-------- Exercise materials

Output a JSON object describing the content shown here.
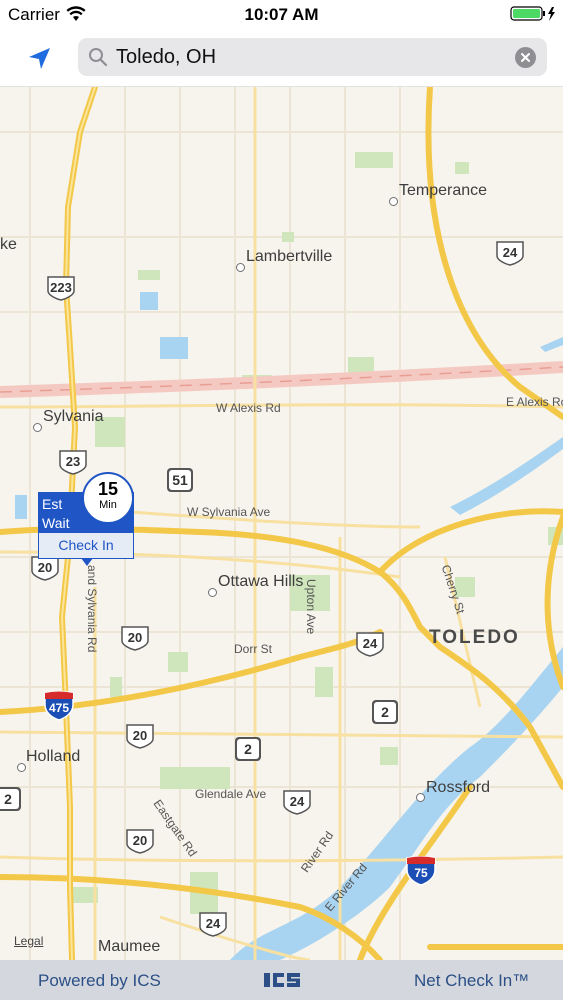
{
  "status_bar": {
    "carrier": "Carrier",
    "time": "10:07 AM"
  },
  "search": {
    "value": "Toledo, OH"
  },
  "map": {
    "places": {
      "temperance": "Temperance",
      "lambertville": "Lambertville",
      "sylvania": "Sylvania",
      "ottawa_hills": "Ottawa Hills",
      "toledo": "TOLEDO",
      "holland": "Holland",
      "rossford": "Rossford",
      "maumee": "Maumee",
      "ke": "ke"
    },
    "roads": {
      "w_alexis": "W Alexis Rd",
      "e_alexis": "E Alexis Ro",
      "w_sylvania": "W Sylvania Ave",
      "dorr": "Dorr St",
      "glendale": "Glendale Ave",
      "upton": "Upton Ave",
      "cherry": "Cherry St",
      "king_sylvania": "and Sylvania Rd",
      "eastgate": "Eastgate Rd",
      "river": "River Rd",
      "e_river": "E River Rd"
    },
    "shields": {
      "us223": "223",
      "us23": "23",
      "us24_top": "24",
      "us24_toledo": "24",
      "us24_glendale": "24",
      "us24_bottom": "24",
      "us20_left": "20",
      "us20_a": "20",
      "us20_b": "20",
      "us20_c": "20",
      "oh51": "51",
      "oh2_a": "2",
      "oh2_b": "2",
      "oh2_left": "2",
      "i475": "475",
      "i75": "75"
    },
    "legal": "Legal"
  },
  "callout": {
    "est": "Est",
    "wait": "Wait",
    "number": "15",
    "unit": "Min",
    "check_in": "Check In"
  },
  "footer": {
    "left": "Powered by ICS",
    "right": "Net Check In™"
  },
  "colors": {
    "accent": "#1f55c4",
    "road_major": "#f6cf5a",
    "water": "#a7d3f0",
    "park": "#c9e4b4"
  }
}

----------------

Description of the task: Return the records exactly. Don't carry the pictures over.

Solution to this exercise:
Output a JSON object describing the content shown here.
{
  "status_bar": {
    "carrier": "Carrier",
    "time": "10:07 AM"
  },
  "search": {
    "value": "Toledo, OH"
  },
  "map": {
    "places": {
      "temperance": "Temperance",
      "lambertville": "Lambertville",
      "sylvania": "Sylvania",
      "ottawa_hills": "Ottawa Hills",
      "toledo": "TOLEDO",
      "holland": "Holland",
      "rossford": "Rossford",
      "maumee": "Maumee",
      "ke": "ke"
    },
    "roads": {
      "w_alexis": "W Alexis Rd",
      "e_alexis": "E Alexis Ro",
      "w_sylvania": "W Sylvania Ave",
      "dorr": "Dorr St",
      "glendale": "Glendale Ave",
      "upton": "Upton Ave",
      "cherry": "Cherry St",
      "king_sylvania": "and Sylvania Rd",
      "eastgate": "Eastgate Rd",
      "river": "River Rd",
      "e_river": "E River Rd"
    },
    "shields": {
      "us223": "223",
      "us23": "23",
      "us24_top": "24",
      "us24_toledo": "24",
      "us24_glendale": "24",
      "us24_bottom": "24",
      "us20_left": "20",
      "us20_a": "20",
      "us20_b": "20",
      "us20_c": "20",
      "oh51": "51",
      "oh2_a": "2",
      "oh2_b": "2",
      "oh2_left": "2",
      "i475": "475",
      "i75": "75"
    },
    "legal": "Legal"
  },
  "callout": {
    "est": "Est",
    "wait": "Wait",
    "number": "15",
    "unit": "Min",
    "check_in": "Check In"
  },
  "footer": {
    "left": "Powered by ICS",
    "right": "Net Check In™"
  },
  "colors": {
    "accent": "#1f55c4",
    "road_major": "#f6cf5a",
    "water": "#a7d3f0",
    "park": "#c9e4b4"
  }
}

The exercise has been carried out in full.